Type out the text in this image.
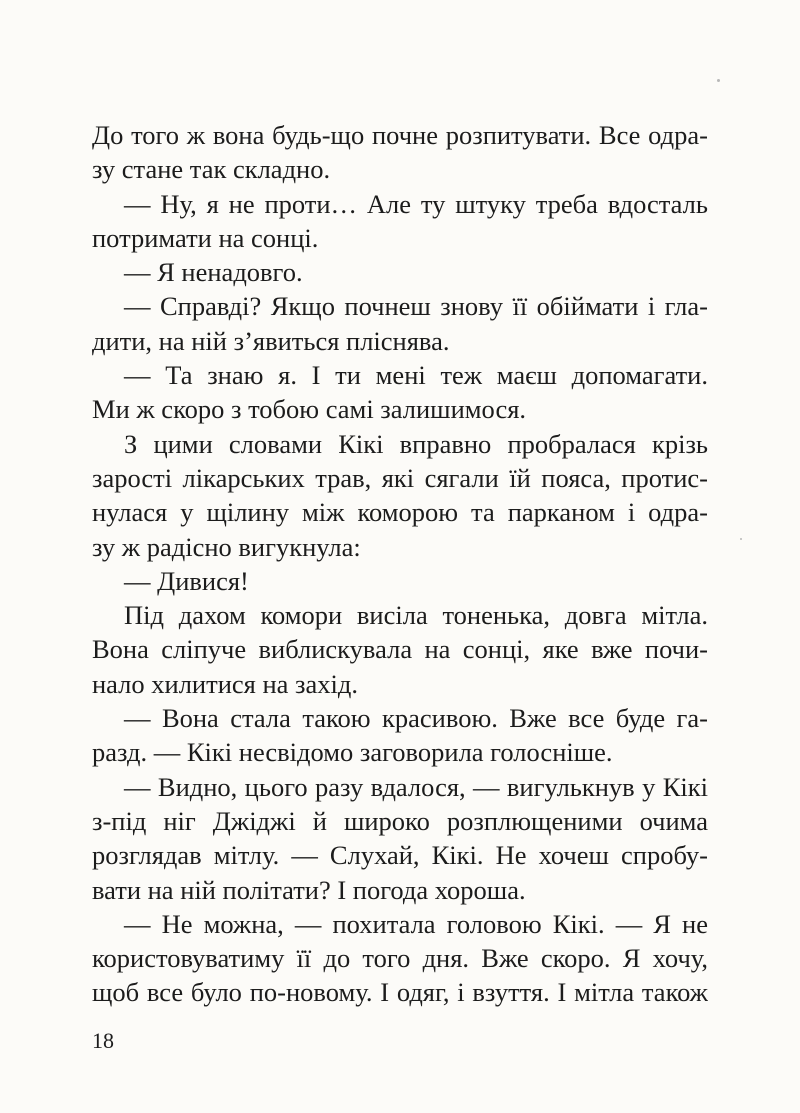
До того ж вона будь-що почне розпитувати. Все одра-
зу стане так складно.
— Ну, я не проти… Але ту штуку треба вдосталь
потримати на сонці.
— Я ненадовго.
— Справді? Якщо почнеш знову її обіймати і гла-
дити, на ній з’явиться пліснява.
— Та знаю я. І ти мені теж маєш допомагати.
Ми ж скоро з тобою самі залишимося.
З цими словами Кікі вправно пробралася крізь
зарості лікарських трав, які сягали їй пояса, протис-
нулася у щілину між коморою та парканом і одра-
зу ж радісно вигукнула:
— Дивися!
Під дахом комори висіла тоненька, довга мітла.
Вона сліпуче виблискувала на сонці, яке вже почи-
нало хилитися на захід.
— Вона стала такою красивою. Вже все буде га-
разд. — Кікі несвідомо заговорила голосніше.
— Видно, цього разу вдалося, — вигулькнув у Кікі
з-під ніг Джіджі й широко розплющеними очима
розглядав мітлу. — Слухай, Кікі. Не хочеш спробу-
вати на ній політати? І погода хороша.
— Не можна, — похитала головою Кікі. — Я не
користовуватиму її до того дня. Вже скоро. Я хочу,
щоб все було по-новому. І одяг, і взуття. І мітла також
18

- - -

(What you are asked to do)
Leave out the pictures and print every line of the data exactly.

(Task result)
Type out the text in this image.
До того ж вона будь-що почне розпитувати. Все одра-
зу стане так складно.
— Ну, я не проти… Але ту штуку треба вдосталь
потримати на сонці.
— Я ненадовго.
— Справді? Якщо почнеш знову її обіймати і гла-
дити, на ній з’явиться пліснява.
— Та знаю я. І ти мені теж маєш допомагати.
Ми ж скоро з тобою самі залишимося.
З цими словами Кікі вправно пробралася крізь
зарості лікарських трав, які сягали їй пояса, протис-
нулася у щілину між коморою та парканом і одра-
зу ж радісно вигукнула:
— Дивися!
Під дахом комори висіла тоненька, довга мітла.
Вона сліпуче виблискувала на сонці, яке вже почи-
нало хилитися на захід.
— Вона стала такою красивою. Вже все буде га-
разд. — Кікі несвідомо заговорила голосніше.
— Видно, цього разу вдалося, — вигулькнув у Кікі
з-під ніг Джіджі й широко розплющеними очима
розглядав мітлу. — Слухай, Кікі. Не хочеш спробу-
вати на ній політати? І погода хороша.
— Не можна, — похитала головою Кікі. — Я не
користовуватиму її до того дня. Вже скоро. Я хочу,
щоб все було по-новому. І одяг, і взуття. І мітла також
18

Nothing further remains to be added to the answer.